TO BE DONE:
Tally each line where the word "this" occurs, then give only the total.

MATERIAL:
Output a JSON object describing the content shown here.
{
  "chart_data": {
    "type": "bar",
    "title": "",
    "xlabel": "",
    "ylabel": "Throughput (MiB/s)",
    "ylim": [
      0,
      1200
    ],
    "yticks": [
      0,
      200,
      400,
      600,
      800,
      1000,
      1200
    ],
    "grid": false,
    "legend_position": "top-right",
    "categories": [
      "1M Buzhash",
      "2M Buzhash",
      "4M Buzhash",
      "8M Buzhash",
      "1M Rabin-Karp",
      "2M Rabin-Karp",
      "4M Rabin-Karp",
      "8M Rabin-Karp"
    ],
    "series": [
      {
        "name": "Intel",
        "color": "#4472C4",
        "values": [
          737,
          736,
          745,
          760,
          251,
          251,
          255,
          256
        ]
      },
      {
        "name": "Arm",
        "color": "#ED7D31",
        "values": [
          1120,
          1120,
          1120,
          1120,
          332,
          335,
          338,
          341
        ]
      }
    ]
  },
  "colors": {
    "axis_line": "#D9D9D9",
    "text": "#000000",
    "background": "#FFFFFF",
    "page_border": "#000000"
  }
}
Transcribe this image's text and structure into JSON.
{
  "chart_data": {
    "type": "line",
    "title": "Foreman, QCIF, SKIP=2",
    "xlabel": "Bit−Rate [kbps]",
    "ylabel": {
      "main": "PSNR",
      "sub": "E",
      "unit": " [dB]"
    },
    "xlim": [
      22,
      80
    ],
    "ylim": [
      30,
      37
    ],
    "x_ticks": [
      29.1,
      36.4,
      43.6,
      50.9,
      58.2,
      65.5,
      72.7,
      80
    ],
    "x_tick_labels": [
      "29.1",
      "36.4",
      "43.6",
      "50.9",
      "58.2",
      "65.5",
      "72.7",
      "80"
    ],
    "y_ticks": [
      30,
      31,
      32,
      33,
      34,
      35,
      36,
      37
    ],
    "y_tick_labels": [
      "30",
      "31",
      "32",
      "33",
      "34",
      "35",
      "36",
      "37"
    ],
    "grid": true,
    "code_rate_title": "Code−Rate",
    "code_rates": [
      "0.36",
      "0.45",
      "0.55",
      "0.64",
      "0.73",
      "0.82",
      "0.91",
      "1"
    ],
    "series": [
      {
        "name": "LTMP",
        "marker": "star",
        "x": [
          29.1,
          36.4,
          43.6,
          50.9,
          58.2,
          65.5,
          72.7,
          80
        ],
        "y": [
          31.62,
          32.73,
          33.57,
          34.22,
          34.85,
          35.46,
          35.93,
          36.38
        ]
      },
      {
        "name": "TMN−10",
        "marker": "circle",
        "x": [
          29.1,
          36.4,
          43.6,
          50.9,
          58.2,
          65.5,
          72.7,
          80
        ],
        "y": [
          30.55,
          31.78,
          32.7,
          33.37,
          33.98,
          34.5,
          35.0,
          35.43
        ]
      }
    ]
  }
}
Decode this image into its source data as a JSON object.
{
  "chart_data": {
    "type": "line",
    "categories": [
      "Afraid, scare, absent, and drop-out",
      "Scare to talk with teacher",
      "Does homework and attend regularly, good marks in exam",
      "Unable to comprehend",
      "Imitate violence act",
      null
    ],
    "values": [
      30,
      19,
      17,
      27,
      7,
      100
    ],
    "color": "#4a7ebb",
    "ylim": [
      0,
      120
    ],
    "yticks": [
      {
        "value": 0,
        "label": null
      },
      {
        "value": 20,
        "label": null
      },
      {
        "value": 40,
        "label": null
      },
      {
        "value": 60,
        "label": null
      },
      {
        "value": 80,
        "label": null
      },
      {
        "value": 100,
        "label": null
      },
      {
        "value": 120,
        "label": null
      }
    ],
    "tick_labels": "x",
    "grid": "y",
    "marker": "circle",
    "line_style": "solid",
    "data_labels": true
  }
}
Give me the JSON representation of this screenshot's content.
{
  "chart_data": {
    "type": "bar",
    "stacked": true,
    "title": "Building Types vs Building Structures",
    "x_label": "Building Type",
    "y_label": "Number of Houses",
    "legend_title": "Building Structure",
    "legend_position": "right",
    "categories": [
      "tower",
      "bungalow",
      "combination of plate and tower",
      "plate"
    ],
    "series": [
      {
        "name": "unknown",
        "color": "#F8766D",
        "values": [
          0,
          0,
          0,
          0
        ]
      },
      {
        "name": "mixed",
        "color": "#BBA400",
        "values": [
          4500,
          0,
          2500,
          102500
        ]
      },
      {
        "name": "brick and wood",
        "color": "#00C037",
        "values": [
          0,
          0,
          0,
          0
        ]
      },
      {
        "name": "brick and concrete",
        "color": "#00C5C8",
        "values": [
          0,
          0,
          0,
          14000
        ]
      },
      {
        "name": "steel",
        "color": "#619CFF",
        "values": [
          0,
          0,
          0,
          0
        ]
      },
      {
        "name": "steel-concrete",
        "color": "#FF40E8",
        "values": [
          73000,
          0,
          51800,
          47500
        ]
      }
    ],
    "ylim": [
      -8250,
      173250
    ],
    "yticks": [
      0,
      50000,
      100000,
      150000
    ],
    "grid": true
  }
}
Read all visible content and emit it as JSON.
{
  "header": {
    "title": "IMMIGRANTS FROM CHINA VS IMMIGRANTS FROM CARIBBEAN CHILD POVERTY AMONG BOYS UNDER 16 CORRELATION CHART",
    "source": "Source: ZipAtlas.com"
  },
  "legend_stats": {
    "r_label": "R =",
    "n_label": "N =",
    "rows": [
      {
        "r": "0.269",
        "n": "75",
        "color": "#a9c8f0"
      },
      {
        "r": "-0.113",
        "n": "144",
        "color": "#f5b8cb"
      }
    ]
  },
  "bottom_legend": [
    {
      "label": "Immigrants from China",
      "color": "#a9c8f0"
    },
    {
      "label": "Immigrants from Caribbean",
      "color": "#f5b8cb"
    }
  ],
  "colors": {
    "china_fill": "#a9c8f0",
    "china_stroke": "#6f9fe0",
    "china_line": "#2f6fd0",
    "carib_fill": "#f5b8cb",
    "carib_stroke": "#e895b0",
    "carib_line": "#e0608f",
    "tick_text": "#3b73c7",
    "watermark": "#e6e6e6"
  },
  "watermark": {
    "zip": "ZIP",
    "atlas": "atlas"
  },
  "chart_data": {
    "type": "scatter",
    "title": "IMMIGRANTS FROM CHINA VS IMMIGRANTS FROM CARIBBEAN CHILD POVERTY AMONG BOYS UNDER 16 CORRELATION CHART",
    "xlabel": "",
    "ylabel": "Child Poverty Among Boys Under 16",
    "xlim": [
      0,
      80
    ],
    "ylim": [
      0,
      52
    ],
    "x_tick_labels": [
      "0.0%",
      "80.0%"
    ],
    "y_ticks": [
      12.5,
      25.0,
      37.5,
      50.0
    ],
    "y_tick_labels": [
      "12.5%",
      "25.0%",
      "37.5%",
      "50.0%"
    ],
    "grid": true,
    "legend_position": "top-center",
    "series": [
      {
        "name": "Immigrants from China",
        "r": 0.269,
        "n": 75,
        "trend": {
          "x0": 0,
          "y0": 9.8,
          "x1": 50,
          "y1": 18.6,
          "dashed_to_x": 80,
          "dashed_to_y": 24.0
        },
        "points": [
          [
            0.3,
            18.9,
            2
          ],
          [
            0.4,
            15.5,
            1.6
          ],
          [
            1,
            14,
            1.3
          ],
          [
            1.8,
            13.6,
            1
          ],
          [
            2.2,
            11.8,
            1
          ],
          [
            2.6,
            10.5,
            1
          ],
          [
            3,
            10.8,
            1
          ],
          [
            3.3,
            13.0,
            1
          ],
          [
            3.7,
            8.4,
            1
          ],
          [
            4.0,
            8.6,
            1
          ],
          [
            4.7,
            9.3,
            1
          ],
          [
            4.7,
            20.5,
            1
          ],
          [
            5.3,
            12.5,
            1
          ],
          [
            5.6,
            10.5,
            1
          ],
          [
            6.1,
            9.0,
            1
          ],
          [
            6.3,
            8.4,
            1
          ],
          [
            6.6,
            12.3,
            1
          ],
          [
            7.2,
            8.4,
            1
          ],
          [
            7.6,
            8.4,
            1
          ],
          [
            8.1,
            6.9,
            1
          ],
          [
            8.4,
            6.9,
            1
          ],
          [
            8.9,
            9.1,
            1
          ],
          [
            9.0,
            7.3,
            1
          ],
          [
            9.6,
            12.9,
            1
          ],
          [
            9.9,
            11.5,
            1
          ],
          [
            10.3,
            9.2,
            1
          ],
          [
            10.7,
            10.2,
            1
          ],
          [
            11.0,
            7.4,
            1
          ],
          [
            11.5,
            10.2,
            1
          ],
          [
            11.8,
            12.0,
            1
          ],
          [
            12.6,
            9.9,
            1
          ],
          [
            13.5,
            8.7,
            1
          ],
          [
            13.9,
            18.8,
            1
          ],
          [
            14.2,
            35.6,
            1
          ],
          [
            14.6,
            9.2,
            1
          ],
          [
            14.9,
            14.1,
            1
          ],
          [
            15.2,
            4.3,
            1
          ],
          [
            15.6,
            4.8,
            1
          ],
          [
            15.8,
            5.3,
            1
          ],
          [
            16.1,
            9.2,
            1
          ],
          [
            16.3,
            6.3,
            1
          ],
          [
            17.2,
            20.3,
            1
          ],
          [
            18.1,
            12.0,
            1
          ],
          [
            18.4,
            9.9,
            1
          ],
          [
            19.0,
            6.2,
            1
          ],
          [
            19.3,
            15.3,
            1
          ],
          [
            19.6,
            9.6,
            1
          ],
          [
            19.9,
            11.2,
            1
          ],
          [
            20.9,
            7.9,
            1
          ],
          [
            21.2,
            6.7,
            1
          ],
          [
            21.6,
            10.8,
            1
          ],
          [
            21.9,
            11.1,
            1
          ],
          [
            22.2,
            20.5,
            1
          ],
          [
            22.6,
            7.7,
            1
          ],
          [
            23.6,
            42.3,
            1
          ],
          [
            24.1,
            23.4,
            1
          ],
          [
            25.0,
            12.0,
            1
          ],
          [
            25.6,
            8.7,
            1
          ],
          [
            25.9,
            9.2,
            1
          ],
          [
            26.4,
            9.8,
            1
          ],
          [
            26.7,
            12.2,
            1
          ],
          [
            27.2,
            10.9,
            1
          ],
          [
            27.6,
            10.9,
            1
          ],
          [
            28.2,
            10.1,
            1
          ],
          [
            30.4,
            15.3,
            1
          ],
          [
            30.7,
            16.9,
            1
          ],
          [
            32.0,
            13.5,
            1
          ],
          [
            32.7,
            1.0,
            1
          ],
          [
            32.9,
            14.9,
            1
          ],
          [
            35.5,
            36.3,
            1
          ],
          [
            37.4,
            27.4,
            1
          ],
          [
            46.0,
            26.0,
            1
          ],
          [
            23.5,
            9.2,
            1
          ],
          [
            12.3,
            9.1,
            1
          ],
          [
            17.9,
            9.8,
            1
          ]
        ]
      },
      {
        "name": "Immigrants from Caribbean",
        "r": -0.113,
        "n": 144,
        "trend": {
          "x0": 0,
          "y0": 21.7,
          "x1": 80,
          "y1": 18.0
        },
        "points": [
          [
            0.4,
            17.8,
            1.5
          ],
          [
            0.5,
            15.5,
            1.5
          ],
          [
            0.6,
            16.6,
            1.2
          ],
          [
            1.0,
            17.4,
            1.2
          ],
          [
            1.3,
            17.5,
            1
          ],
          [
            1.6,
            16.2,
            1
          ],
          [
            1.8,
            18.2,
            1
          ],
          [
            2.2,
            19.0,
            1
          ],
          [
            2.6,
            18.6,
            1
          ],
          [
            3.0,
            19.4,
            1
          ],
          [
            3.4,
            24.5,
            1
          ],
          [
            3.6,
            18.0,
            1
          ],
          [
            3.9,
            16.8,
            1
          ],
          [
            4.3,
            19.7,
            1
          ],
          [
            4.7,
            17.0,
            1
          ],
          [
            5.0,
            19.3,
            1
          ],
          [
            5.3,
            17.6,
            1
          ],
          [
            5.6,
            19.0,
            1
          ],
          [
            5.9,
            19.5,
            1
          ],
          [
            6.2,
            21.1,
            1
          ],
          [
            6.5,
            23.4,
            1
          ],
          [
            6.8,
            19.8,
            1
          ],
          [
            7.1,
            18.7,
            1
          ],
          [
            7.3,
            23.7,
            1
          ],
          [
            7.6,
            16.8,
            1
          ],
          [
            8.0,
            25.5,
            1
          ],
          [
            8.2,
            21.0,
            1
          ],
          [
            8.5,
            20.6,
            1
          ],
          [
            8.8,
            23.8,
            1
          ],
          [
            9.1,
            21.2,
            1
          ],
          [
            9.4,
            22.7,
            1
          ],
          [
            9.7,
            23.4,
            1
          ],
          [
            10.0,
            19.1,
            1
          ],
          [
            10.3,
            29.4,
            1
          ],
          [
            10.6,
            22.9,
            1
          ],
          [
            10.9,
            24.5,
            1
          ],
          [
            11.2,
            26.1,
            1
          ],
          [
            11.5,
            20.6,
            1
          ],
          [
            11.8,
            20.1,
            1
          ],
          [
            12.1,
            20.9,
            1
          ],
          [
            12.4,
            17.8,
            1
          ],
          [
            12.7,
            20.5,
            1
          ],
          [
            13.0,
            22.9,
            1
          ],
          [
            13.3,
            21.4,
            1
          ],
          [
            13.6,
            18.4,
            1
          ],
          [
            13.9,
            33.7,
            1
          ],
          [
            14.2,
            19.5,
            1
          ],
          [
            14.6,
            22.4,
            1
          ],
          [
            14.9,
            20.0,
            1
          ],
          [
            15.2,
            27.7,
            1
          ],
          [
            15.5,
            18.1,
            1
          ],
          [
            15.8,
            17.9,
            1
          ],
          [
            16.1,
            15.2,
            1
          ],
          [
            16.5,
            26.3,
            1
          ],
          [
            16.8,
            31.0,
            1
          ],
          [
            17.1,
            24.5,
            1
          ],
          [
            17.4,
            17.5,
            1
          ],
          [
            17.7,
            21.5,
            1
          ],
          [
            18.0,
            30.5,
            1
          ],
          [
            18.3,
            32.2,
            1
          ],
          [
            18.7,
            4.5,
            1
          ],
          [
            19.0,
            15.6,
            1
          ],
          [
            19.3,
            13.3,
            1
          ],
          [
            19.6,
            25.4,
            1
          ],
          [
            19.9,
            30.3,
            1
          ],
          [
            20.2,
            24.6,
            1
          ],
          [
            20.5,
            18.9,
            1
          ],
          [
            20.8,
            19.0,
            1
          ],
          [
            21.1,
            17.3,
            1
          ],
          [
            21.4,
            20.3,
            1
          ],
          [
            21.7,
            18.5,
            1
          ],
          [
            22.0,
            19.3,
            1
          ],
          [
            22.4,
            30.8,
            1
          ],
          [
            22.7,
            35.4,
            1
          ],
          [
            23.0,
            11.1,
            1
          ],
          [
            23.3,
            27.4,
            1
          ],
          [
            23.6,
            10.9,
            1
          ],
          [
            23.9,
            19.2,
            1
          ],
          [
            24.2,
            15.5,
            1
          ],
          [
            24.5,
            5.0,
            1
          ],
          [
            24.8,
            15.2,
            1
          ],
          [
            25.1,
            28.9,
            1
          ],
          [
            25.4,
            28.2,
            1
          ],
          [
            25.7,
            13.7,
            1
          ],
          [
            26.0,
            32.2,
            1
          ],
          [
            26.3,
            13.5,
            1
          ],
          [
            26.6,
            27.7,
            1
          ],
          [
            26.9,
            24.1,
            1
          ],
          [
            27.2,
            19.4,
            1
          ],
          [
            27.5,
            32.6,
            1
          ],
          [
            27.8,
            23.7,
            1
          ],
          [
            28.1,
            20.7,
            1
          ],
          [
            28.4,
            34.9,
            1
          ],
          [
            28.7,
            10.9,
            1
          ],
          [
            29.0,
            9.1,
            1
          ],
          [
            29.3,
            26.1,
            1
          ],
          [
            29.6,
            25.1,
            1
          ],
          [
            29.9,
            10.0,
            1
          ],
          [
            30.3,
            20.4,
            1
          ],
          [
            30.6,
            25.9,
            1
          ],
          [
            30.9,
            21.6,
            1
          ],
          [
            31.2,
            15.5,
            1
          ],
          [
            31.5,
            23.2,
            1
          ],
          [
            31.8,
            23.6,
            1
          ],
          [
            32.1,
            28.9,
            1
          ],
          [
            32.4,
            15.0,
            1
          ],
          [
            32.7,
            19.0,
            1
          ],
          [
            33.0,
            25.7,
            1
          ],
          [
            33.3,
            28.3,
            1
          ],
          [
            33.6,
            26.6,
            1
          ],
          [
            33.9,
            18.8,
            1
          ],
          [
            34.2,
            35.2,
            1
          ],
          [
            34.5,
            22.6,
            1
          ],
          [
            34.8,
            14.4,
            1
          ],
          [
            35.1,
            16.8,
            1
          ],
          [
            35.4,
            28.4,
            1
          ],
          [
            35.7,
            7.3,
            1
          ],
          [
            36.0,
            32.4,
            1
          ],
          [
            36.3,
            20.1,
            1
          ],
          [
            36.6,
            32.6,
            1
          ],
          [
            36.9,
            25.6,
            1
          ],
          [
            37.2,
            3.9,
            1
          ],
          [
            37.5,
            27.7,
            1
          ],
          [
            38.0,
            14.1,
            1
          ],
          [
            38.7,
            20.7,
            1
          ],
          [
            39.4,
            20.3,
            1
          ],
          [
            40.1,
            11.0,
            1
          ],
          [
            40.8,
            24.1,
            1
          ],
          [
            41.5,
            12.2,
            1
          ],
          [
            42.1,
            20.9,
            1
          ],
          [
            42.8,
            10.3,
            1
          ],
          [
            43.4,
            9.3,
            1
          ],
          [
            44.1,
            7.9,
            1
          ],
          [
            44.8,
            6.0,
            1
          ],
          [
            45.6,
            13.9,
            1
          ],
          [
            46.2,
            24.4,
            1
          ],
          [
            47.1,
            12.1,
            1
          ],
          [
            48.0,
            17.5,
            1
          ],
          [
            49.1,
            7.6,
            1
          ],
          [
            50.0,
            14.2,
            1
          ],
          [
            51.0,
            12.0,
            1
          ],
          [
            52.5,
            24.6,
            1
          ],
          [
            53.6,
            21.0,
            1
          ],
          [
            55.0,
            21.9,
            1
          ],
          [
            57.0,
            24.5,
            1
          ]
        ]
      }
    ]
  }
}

FINISHED ANSWER:
3